[BEGIN DATA ENTRIES]

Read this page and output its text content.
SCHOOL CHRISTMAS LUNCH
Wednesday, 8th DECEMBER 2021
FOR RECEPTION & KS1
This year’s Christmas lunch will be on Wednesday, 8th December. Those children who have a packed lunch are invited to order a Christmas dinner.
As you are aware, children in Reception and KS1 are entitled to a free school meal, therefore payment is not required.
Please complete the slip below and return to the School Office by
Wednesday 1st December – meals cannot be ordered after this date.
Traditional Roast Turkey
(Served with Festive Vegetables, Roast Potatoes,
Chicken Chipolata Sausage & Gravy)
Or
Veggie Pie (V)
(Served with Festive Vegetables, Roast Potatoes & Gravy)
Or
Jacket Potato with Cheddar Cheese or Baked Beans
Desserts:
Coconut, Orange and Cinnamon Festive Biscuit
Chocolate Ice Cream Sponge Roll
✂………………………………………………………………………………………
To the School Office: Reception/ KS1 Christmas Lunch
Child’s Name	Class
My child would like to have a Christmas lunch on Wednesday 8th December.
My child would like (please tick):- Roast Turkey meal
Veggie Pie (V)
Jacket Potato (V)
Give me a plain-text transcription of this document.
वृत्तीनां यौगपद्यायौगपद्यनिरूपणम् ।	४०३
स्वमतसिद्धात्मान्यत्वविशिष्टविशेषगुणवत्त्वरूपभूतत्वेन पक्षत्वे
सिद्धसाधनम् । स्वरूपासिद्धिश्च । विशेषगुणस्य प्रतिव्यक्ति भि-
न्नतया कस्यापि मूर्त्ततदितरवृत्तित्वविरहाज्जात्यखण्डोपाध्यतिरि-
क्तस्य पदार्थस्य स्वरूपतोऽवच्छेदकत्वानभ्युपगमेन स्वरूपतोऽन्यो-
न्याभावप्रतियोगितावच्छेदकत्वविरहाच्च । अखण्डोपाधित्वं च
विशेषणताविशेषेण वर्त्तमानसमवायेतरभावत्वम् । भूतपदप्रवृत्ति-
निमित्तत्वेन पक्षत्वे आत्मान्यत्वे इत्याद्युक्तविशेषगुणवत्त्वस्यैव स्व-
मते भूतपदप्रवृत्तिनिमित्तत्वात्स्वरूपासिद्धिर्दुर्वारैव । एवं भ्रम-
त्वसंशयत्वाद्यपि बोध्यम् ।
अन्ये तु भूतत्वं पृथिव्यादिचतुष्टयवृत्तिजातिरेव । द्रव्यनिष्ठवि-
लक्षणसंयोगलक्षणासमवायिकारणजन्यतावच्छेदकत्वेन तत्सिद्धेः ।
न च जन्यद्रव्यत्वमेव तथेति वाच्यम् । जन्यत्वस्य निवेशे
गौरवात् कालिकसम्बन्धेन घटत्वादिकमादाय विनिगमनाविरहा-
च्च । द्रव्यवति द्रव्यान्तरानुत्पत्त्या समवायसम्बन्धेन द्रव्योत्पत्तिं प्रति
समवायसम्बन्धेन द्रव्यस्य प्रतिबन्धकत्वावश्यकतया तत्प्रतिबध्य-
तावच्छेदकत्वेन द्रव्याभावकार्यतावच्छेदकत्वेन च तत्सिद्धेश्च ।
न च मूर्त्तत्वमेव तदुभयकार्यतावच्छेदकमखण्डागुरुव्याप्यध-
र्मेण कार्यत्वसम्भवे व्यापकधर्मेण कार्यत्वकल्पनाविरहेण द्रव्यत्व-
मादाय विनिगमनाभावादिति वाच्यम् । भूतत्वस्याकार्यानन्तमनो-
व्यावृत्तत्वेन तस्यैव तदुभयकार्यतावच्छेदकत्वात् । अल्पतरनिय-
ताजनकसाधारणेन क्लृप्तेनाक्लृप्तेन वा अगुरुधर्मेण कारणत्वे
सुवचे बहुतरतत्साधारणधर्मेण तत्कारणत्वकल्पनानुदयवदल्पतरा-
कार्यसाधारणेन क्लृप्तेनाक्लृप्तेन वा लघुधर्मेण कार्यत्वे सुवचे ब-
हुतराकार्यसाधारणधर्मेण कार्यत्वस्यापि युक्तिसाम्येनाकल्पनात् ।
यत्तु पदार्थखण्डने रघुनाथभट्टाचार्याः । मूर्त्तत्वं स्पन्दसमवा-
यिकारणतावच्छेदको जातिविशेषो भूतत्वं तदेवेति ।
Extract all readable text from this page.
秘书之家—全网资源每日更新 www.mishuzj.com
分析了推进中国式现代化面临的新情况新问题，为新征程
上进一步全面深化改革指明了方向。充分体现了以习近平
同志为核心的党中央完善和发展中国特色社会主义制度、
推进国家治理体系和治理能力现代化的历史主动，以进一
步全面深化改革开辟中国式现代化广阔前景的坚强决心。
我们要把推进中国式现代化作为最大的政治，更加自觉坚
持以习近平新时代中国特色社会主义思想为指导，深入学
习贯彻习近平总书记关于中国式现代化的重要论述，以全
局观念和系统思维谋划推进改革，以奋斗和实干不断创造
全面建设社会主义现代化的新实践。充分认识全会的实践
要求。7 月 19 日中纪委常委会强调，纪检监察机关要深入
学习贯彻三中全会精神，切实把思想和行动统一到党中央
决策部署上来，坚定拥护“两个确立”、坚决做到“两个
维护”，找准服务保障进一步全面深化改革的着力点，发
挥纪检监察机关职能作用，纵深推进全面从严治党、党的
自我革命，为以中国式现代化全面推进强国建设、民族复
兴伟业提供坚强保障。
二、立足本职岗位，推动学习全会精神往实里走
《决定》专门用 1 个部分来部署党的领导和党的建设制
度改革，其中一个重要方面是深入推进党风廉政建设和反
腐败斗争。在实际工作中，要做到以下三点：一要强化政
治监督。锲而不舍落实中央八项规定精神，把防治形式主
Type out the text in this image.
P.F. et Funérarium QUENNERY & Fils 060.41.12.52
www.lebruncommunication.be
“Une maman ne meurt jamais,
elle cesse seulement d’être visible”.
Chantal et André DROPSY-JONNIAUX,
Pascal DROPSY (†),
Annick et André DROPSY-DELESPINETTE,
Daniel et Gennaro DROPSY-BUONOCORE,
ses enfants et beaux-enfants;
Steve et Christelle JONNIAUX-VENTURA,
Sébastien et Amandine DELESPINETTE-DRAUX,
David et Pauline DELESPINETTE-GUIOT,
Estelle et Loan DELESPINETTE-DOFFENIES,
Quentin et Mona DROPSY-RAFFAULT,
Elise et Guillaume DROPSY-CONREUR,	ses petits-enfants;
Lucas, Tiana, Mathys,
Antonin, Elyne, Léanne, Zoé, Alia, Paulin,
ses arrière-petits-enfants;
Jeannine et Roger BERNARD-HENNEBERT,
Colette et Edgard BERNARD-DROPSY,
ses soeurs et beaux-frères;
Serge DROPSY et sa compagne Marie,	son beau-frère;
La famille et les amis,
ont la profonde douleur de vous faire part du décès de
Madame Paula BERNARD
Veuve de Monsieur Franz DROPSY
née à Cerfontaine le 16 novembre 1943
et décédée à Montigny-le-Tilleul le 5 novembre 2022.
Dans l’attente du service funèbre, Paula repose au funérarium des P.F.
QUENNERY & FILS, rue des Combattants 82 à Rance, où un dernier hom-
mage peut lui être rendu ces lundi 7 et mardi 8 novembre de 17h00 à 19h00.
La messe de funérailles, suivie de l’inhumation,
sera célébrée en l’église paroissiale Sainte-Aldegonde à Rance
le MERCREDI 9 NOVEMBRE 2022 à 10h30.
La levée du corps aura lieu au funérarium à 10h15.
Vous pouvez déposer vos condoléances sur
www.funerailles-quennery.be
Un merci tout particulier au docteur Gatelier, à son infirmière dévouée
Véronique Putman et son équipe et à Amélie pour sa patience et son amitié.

[END DATA ENTRIES]

# [WHAT YOU WILL DO]
Identify each line in the entries with the word "Roast" and copy it.

# [TASK RESPONSE]
Traditional Roast Turkey
(Served with Festive Vegetables, Roast Potatoes,
(Served with Festive Vegetables, Roast Potatoes & Gravy)
My child would like (please tick):- Roast Turkey meal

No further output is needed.